- AIM -
Render the lines as a Markdown table with the columns "Row" and "Line", starting at the first line and ending at the line that contains "bibliography-entry: [54, 141, 579, 160]", both included. Leave out any blank lines.

- DATA FOR THE TASK -
....

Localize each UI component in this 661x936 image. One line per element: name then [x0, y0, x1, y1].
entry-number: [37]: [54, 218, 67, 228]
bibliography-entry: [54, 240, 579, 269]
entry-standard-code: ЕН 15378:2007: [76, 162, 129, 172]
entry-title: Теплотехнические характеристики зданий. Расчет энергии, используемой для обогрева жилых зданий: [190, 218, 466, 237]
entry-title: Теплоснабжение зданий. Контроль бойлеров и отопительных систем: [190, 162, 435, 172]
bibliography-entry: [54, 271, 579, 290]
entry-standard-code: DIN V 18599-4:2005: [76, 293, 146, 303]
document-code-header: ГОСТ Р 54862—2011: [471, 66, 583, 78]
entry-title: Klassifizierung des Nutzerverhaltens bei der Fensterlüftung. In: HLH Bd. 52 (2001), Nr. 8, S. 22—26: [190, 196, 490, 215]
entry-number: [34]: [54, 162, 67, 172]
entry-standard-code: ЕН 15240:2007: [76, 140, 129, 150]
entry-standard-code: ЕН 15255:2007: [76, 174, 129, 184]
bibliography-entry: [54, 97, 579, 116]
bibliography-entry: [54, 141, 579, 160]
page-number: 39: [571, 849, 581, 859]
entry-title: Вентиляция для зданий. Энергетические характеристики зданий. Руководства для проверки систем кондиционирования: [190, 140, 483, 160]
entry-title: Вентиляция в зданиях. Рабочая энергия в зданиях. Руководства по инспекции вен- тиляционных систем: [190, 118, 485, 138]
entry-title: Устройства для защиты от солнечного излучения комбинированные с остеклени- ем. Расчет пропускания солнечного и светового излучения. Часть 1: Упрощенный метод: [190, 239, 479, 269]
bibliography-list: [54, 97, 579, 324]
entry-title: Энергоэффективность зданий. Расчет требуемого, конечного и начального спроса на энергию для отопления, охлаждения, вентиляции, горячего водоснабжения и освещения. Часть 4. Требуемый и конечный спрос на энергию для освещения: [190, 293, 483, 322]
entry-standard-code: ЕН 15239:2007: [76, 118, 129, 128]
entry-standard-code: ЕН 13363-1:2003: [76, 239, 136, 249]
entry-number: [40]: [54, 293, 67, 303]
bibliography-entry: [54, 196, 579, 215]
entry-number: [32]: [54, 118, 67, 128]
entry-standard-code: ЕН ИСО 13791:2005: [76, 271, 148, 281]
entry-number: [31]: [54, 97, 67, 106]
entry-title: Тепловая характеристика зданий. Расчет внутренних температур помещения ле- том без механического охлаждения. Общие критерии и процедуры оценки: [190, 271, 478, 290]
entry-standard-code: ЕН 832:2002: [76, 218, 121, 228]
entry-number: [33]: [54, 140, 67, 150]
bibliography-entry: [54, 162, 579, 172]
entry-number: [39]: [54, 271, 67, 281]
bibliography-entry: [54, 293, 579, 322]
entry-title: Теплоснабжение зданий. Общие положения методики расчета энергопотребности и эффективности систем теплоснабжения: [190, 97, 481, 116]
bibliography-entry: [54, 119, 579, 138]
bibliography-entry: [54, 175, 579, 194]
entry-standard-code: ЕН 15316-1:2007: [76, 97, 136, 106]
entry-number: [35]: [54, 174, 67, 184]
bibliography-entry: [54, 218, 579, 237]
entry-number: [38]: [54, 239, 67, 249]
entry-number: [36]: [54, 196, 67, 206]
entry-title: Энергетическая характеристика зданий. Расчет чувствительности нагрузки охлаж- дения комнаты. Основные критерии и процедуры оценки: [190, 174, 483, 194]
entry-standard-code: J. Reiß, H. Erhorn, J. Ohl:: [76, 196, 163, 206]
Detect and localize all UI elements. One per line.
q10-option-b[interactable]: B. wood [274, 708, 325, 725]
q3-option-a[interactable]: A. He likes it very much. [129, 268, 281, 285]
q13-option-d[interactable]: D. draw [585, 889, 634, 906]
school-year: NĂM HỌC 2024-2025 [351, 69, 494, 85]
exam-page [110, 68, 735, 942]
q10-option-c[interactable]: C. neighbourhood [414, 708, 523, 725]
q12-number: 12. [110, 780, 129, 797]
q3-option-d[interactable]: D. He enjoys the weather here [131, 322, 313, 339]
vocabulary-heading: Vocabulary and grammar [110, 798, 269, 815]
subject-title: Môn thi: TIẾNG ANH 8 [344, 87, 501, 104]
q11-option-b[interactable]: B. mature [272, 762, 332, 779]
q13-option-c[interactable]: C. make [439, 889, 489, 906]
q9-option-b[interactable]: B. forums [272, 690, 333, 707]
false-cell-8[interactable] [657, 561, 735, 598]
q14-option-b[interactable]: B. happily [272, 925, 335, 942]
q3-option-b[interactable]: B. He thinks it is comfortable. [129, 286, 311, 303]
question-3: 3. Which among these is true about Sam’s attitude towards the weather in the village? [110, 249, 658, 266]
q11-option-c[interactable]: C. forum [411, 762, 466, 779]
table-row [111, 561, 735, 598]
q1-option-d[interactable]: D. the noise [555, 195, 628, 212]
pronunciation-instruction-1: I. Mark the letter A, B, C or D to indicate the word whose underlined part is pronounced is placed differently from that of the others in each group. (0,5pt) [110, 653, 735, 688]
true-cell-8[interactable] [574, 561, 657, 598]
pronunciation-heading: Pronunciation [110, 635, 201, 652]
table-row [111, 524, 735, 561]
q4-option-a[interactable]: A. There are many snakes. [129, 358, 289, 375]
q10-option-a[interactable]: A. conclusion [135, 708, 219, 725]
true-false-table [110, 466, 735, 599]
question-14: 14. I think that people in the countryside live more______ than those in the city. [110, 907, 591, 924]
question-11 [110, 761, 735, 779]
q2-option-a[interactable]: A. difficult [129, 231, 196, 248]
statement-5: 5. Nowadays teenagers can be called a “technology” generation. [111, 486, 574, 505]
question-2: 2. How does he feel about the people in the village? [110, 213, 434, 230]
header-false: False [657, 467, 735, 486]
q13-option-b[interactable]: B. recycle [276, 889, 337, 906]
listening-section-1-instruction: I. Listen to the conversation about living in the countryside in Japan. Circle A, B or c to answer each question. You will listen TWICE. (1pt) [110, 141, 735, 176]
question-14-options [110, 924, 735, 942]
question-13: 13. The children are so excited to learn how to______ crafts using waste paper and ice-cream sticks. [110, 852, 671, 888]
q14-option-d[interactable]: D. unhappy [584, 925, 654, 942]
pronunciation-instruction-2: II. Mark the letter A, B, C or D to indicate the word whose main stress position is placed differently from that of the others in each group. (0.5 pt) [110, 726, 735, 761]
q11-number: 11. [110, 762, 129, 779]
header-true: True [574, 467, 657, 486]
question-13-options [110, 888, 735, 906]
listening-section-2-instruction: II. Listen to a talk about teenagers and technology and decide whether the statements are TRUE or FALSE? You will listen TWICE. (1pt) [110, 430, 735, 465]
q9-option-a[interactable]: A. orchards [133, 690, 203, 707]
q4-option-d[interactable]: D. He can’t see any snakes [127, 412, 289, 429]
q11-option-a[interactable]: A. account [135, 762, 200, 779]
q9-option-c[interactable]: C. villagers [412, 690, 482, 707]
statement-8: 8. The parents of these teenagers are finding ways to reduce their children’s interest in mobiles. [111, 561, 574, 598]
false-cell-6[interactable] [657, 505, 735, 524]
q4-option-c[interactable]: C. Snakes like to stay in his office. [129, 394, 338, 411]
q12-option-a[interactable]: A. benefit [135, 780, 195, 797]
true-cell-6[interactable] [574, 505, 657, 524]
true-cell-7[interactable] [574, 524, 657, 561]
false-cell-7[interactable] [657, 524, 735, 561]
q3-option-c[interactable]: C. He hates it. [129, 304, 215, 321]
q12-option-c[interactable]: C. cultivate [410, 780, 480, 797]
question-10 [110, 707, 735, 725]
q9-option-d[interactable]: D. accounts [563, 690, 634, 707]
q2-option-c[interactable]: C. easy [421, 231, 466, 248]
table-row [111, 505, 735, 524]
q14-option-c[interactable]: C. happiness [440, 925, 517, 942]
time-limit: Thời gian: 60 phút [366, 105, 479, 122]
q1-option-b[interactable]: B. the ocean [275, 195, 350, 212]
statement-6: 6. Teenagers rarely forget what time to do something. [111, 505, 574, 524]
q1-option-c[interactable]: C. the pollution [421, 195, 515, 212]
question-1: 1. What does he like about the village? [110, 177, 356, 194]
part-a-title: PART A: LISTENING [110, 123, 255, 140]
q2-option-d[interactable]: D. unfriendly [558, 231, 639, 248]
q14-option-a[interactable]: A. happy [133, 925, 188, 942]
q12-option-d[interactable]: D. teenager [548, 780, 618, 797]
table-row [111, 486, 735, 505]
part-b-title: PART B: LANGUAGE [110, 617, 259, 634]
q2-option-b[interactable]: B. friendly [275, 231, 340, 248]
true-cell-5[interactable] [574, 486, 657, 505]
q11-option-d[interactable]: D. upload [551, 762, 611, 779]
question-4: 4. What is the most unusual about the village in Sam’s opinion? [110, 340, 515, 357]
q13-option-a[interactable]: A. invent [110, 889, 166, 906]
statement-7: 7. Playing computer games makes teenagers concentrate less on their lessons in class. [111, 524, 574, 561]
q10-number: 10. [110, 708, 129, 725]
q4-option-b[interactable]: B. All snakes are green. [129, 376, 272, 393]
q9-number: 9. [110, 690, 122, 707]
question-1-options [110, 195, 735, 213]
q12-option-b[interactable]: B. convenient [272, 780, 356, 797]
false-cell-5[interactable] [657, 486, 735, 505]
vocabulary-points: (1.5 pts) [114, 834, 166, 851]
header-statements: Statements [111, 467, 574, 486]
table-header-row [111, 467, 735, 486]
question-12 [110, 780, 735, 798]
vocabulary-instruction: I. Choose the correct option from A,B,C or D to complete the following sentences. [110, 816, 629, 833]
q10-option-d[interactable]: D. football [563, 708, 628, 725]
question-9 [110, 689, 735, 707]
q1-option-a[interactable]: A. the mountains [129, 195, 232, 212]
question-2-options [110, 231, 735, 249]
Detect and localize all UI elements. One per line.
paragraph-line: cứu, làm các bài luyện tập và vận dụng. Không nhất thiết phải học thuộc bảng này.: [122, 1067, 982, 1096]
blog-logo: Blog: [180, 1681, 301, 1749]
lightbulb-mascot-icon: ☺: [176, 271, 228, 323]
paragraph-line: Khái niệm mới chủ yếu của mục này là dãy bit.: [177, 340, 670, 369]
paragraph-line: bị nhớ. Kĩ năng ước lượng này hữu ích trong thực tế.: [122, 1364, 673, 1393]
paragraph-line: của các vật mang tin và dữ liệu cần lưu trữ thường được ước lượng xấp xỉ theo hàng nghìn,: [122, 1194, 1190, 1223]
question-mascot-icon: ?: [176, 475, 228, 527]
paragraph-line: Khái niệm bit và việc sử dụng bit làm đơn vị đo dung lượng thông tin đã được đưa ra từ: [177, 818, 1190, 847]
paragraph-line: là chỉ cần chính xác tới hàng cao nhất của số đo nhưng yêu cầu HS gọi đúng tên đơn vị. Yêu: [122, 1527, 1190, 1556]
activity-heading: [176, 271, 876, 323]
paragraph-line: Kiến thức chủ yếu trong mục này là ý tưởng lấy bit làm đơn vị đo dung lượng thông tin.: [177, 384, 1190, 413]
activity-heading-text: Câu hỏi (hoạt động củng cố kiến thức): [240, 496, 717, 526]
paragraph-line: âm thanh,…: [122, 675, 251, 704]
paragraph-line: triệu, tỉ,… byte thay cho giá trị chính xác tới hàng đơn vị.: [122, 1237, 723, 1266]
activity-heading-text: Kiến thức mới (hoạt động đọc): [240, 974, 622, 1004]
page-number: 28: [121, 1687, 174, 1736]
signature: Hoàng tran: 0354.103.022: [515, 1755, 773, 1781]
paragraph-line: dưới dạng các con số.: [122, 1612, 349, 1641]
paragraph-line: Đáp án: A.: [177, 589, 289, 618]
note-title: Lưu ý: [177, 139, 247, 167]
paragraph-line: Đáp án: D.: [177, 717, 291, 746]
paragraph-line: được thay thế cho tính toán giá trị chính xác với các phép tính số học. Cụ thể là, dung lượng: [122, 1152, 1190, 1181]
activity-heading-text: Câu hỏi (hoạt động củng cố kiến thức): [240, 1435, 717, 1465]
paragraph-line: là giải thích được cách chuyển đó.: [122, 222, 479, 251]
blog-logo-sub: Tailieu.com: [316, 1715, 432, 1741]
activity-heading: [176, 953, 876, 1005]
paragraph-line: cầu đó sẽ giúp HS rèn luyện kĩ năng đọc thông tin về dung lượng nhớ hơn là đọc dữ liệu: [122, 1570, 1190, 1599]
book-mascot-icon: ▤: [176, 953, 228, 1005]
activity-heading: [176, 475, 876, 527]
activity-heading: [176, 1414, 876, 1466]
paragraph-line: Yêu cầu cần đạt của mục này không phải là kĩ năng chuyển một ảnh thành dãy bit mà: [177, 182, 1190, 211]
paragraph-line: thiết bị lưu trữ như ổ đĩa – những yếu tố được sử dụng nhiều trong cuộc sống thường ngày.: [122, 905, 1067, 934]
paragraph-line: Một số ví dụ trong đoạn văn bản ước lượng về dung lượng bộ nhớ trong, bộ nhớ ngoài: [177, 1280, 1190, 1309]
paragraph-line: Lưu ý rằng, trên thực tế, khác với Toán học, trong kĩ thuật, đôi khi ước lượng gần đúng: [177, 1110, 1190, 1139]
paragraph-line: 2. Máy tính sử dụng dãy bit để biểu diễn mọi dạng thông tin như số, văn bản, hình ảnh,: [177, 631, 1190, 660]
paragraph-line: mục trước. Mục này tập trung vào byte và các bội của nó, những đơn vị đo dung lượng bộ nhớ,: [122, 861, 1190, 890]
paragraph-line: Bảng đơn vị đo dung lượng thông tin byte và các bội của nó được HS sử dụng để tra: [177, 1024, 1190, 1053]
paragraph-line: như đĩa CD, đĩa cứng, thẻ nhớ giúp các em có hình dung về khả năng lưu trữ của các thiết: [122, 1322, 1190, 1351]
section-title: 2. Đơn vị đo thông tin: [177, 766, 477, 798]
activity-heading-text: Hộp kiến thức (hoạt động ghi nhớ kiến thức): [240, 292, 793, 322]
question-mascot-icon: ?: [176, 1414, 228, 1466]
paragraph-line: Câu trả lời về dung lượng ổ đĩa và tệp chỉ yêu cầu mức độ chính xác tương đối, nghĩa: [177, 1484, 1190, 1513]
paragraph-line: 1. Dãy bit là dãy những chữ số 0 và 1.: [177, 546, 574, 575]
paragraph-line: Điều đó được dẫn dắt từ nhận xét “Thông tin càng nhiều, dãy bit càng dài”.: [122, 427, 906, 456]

....

- REPLY -
| Row | Line |
|---|---|
| 1 | Localize each UI component in this 661x936 image. One line per element: name then [x0, y0, x1, y1]. |
| 2 | entry-number: [37]: [54, 218, 67, 228] |
| 3 | bibliography-entry: [54, 240, 579, 269] |
| 4 | entry-standard-code: ЕН 15378:2007: [76, 162, 129, 172] |
| 5 | entry-title: Теплотехнические характеристики зданий. Расчет энергии, используемой для обогрева жилых зданий: [190, 218, 466, 237] |
| 6 | entry-title: Теплоснабжение зданий. Контроль бойлеров и отопительных систем: [190, 162, 435, 172] |
| 7 | bibliography-entry: [54, 271, 579, 290] |
| 8 | entry-standard-code: DIN V 18599-4:2005: [76, 293, 146, 303] |
| 9 | document-code-header: ГОСТ Р 54862—2011: [471, 66, 583, 78] |
| 10 | entry-title: Klassifizierung des Nutzerverhaltens bei der Fensterlüftung. In: HLH Bd. 52 (2001), Nr. 8, S. 22—26: [190, 196, 490, 215] |
| 11 | entry-number: [34]: [54, 162, 67, 172] |
| 12 | entry-standard-code: ЕН 15240:2007: [76, 140, 129, 150] |
| 13 | entry-standard-code: ЕН 15255:2007: [76, 174, 129, 184] |
| 14 | bibliography-entry: [54, 97, 579, 116] |
| 15 | bibliography-entry: [54, 141, 579, 160] |